(A block of data)
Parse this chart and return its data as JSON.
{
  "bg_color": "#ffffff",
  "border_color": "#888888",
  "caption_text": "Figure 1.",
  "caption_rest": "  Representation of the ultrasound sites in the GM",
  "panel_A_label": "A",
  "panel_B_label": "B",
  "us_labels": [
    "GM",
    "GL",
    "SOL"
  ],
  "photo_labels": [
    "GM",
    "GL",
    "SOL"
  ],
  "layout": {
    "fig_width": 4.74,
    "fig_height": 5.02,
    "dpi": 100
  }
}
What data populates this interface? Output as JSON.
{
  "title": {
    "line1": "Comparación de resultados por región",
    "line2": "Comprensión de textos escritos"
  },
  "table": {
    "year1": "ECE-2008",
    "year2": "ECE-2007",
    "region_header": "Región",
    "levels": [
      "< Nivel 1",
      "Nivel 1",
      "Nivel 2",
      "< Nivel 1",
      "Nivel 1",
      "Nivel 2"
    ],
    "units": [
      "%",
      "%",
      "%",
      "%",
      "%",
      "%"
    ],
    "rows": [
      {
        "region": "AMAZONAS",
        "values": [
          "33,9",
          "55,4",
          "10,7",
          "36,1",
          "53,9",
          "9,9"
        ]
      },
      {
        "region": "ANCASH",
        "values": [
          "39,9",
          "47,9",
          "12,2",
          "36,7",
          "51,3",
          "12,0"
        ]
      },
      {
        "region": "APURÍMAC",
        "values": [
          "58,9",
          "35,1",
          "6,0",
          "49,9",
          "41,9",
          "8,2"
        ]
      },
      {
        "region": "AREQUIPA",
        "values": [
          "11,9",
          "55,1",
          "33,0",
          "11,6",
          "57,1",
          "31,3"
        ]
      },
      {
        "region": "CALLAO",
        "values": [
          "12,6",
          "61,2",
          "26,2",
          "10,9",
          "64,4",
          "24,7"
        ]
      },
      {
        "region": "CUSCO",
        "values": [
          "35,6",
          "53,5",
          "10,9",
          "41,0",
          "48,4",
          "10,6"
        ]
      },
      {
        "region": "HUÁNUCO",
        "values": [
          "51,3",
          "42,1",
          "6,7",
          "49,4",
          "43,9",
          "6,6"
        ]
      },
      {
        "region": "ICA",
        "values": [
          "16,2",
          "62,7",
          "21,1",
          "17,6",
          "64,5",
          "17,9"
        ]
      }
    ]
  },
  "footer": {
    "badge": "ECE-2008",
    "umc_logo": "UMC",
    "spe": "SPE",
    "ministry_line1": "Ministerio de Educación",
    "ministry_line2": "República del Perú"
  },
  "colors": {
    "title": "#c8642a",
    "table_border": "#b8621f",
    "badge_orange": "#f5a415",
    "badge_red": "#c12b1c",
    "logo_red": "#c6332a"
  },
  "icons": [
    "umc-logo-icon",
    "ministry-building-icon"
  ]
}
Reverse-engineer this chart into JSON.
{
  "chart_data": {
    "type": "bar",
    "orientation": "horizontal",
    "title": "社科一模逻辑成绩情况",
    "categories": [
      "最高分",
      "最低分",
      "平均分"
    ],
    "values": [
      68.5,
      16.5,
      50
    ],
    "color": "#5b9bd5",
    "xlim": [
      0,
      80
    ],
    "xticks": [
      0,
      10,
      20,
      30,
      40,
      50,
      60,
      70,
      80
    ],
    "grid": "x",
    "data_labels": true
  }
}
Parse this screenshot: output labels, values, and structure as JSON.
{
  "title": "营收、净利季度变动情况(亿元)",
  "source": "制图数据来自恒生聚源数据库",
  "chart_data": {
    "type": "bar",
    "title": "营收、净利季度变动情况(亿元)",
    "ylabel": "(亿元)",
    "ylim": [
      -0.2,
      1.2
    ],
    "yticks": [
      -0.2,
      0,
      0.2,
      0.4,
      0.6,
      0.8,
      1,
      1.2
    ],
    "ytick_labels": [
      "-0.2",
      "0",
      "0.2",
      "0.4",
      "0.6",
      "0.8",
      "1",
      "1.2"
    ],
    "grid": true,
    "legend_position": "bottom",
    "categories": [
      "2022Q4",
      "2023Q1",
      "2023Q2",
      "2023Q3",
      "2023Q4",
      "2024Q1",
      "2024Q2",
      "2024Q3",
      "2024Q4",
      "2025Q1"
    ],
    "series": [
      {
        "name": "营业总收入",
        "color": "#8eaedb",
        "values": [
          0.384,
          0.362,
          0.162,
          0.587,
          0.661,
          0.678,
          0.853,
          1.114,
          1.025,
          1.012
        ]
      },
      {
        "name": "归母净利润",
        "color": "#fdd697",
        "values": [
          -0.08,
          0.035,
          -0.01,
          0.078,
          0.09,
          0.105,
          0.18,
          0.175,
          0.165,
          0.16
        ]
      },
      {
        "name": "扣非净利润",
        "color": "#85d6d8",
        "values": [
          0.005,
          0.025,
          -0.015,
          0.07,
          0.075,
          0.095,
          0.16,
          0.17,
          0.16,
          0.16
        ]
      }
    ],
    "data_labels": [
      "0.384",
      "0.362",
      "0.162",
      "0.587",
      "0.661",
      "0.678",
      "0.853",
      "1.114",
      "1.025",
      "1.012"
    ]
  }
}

▶ _Given problem_
Reproduce all of the entries word for word.

▶ _Written solution_
Parse this chart and return its data as JSON.
{
  "bg_color": "#ffffff",
  "border_color": "#888888",
  "caption_text": "Figure 1.",
  "caption_rest": "  Representation of the ultrasound sites in the GM",
  "panel_A_label": "A",
  "panel_B_label": "B",
  "us_labels": [
    "GM",
    "GL",
    "SOL"
  ],
  "photo_labels": [
    "GM",
    "GL",
    "SOL"
  ],
  "layout": {
    "fig_width": 4.74,
    "fig_height": 5.02,
    "dpi": 100
  }
}
What data populates this interface? Output as JSON.
{
  "title": {
    "line1": "Comparación de resultados por región",
    "line2": "Comprensión de textos escritos"
  },
  "table": {
    "year1": "ECE-2008",
    "year2": "ECE-2007",
    "region_header": "Región",
    "levels": [
      "< Nivel 1",
      "Nivel 1",
      "Nivel 2",
      "< Nivel 1",
      "Nivel 1",
      "Nivel 2"
    ],
    "units": [
      "%",
      "%",
      "%",
      "%",
      "%",
      "%"
    ],
    "rows": [
      {
        "region": "AMAZONAS",
        "values": [
          "33,9",
          "55,4",
          "10,7",
          "36,1",
          "53,9",
          "9,9"
        ]
      },
      {
        "region": "ANCASH",
        "values": [
          "39,9",
          "47,9",
          "12,2",
          "36,7",
          "51,3",
          "12,0"
        ]
      },
      {
        "region": "APURÍMAC",
        "values": [
          "58,9",
          "35,1",
          "6,0",
          "49,9",
          "41,9",
          "8,2"
        ]
      },
      {
        "region": "AREQUIPA",
        "values": [
          "11,9",
          "55,1",
          "33,0",
          "11,6",
          "57,1",
          "31,3"
        ]
      },
      {
        "region": "CALLAO",
        "values": [
          "12,6",
          "61,2",
          "26,2",
          "10,9",
          "64,4",
          "24,7"
        ]
      },
      {
        "region": "CUSCO",
        "values": [
          "35,6",
          "53,5",
          "10,9",
          "41,0",
          "48,4",
          "10,6"
        ]
      },
      {
        "region": "HUÁNUCO",
        "values": [
          "51,3",
          "42,1",
          "6,7",
          "49,4",
          "43,9",
          "6,6"
        ]
      },
      {
        "region": "ICA",
        "values": [
          "16,2",
          "62,7",
          "21,1",
          "17,6",
          "64,5",
          "17,9"
        ]
      }
    ]
  },
  "footer": {
    "badge": "ECE-2008",
    "umc_logo": "UMC",
    "spe": "SPE",
    "ministry_line1": "Ministerio de Educación",
    "ministry_line2": "República del Perú"
  },
  "colors": {
    "title": "#c8642a",
    "table_border": "#b8621f",
    "badge_orange": "#f5a415",
    "badge_red": "#c12b1c",
    "logo_red": "#c6332a"
  },
  "icons": [
    "umc-logo-icon",
    "ministry-building-icon"
  ]
}
Reverse-engineer this chart into JSON.
{
  "chart_data": {
    "type": "bar",
    "orientation": "horizontal",
    "title": "社科一模逻辑成绩情况",
    "categories": [
      "最高分",
      "最低分",
      "平均分"
    ],
    "values": [
      68.5,
      16.5,
      50
    ],
    "color": "#5b9bd5",
    "xlim": [
      0,
      80
    ],
    "xticks": [
      0,
      10,
      20,
      30,
      40,
      50,
      60,
      70,
      80
    ],
    "grid": "x",
    "data_labels": true
  }
}
Parse this screenshot: output labels, values, and structure as JSON.
{
  "title": "营收、净利季度变动情况(亿元)",
  "source": "制图数据来自恒生聚源数据库",
  "chart_data": {
    "type": "bar",
    "title": "营收、净利季度变动情况(亿元)",
    "ylabel": "(亿元)",
    "ylim": [
      -0.2,
      1.2
    ],
    "yticks": [
      -0.2,
      0,
      0.2,
      0.4,
      0.6,
      0.8,
      1,
      1.2
    ],
    "ytick_labels": [
      "-0.2",
      "0",
      "0.2",
      "0.4",
      "0.6",
      "0.8",
      "1",
      "1.2"
    ],
    "grid": true,
    "legend_position": "bottom",
    "categories": [
      "2022Q4",
      "2023Q1",
      "2023Q2",
      "2023Q3",
      "2023Q4",
      "2024Q1",
      "2024Q2",
      "2024Q3",
      "2024Q4",
      "2025Q1"
    ],
    "series": [
      {
        "name": "营业总收入",
        "color": "#8eaedb",
        "values": [
          0.384,
          0.362,
          0.162,
          0.587,
          0.661,
          0.678,
          0.853,
          1.114,
          1.025,
          1.012
        ]
      },
      {
        "name": "归母净利润",
        "color": "#fdd697",
        "values": [
          -0.08,
          0.035,
          -0.01,
          0.078,
          0.09,
          0.105,
          0.18,
          0.175,
          0.165,
          0.16
        ]
      },
      {
        "name": "扣非净利润",
        "color": "#85d6d8",
        "values": [
          0.005,
          0.025,
          -0.015,
          0.07,
          0.075,
          0.095,
          0.16,
          0.17,
          0.16,
          0.16
        ]
      }
    ],
    "data_labels": [
      "0.384",
      "0.362",
      "0.162",
      "0.587",
      "0.661",
      "0.678",
      "0.853",
      "1.114",
      "1.025",
      "1.012"
    ]
  }
}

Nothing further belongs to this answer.